+++ Data section +++
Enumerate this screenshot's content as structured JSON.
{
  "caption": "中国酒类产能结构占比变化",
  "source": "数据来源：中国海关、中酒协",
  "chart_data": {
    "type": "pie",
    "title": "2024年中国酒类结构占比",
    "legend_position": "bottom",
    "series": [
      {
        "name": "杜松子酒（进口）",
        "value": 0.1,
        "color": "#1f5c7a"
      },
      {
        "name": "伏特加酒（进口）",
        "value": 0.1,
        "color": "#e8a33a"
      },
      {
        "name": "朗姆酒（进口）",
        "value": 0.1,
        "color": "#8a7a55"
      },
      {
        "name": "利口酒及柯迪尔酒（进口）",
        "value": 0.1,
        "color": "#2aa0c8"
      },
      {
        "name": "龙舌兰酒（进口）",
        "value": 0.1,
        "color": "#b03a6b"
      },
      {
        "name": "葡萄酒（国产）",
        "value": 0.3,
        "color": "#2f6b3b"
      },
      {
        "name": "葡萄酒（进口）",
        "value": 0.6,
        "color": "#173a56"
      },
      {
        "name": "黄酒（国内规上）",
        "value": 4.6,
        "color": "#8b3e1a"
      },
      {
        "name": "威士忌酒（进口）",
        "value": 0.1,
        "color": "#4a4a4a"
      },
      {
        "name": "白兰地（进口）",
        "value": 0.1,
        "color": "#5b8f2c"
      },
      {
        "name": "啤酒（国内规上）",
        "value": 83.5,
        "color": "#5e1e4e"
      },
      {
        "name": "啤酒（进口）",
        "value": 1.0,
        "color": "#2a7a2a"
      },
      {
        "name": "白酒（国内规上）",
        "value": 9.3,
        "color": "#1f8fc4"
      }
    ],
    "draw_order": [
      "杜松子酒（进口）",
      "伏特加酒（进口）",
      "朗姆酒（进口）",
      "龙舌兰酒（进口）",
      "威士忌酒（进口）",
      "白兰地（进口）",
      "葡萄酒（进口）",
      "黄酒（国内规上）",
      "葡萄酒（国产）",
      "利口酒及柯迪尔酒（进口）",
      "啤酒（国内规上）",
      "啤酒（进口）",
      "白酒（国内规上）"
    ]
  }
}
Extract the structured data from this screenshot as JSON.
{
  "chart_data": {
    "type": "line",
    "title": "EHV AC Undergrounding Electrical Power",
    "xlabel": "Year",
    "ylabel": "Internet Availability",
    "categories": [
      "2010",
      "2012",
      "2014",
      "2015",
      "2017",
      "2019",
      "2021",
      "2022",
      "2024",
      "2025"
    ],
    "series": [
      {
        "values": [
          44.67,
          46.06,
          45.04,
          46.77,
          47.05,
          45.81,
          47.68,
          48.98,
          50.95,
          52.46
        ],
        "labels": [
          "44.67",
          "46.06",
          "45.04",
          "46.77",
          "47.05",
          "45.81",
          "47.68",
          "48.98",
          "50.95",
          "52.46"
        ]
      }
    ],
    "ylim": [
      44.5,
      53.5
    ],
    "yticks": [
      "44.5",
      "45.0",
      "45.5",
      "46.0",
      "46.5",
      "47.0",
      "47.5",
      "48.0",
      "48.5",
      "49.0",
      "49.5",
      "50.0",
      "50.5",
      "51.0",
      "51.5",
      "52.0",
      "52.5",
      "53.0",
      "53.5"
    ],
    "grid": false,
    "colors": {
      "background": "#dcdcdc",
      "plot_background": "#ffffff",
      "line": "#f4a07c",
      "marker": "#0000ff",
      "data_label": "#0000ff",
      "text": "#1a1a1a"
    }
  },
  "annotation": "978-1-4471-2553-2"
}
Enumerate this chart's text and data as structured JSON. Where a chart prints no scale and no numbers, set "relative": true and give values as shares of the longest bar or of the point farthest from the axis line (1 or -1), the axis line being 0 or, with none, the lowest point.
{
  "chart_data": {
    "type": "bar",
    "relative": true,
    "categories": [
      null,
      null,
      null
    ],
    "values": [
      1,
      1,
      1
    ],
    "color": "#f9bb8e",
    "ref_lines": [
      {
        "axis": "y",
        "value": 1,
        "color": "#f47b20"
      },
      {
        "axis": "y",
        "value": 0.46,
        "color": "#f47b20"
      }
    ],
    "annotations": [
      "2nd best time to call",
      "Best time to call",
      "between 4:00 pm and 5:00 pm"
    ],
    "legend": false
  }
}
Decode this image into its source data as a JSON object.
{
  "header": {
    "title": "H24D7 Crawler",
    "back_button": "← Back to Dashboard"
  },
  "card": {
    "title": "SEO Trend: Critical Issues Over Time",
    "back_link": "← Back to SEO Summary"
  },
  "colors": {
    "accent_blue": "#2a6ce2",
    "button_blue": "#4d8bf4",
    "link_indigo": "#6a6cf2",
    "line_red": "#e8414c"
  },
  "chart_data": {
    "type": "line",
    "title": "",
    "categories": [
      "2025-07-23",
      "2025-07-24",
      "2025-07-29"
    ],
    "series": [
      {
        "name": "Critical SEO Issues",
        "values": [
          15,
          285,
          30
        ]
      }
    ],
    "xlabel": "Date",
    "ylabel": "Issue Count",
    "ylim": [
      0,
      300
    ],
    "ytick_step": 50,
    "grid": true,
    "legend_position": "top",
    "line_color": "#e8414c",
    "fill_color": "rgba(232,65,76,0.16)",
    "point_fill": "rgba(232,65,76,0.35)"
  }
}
+++
Required work: Using the records above, list each line that includes "国内规上".

Exercise result:
        "name": "黄酒（国内规上）",
        "name": "啤酒（国内规上）",
        "name": "白酒（国内规上）",
      "黄酒（国内规上）",
      "啤酒（国内规上）",
      "白酒（国内规上）"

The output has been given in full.